▸ **Given problem**
Show all lines holding "title".

================

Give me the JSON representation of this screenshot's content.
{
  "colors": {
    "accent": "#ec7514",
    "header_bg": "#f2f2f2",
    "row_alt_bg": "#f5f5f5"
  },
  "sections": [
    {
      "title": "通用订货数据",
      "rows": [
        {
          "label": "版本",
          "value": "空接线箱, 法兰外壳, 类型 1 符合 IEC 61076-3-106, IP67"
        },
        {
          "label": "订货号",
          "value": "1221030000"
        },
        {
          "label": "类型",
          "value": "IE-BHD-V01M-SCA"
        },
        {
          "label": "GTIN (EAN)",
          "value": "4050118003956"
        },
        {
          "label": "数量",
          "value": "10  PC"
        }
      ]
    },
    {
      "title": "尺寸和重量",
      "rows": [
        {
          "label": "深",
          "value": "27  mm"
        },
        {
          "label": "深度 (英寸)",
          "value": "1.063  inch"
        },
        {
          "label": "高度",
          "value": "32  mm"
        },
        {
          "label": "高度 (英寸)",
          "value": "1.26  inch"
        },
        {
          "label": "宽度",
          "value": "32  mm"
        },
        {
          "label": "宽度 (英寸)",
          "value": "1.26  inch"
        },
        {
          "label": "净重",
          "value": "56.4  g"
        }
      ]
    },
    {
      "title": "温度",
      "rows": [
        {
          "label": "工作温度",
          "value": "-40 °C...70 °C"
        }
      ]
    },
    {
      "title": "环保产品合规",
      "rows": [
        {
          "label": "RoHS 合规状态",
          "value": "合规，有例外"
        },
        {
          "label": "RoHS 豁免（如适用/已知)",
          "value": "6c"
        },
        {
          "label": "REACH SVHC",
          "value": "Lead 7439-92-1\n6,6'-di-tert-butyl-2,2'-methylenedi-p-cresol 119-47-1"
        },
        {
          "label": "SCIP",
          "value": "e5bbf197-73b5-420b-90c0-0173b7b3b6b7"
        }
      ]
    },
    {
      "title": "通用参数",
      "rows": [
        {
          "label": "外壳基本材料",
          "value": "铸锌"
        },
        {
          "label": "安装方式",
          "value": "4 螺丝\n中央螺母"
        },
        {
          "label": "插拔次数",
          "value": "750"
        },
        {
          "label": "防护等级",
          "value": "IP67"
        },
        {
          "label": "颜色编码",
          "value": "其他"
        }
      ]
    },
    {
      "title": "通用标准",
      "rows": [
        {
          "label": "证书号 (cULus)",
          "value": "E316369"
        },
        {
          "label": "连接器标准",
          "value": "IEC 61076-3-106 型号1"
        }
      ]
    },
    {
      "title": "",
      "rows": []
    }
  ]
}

================

▸ **Task response**
      "title": "通用订货数据",
      "title": "尺寸和重量",
      "title": "温度",
      "title": "环保产品合规",
      "title": "通用参数",
      "title": "通用标准",
      "title": "",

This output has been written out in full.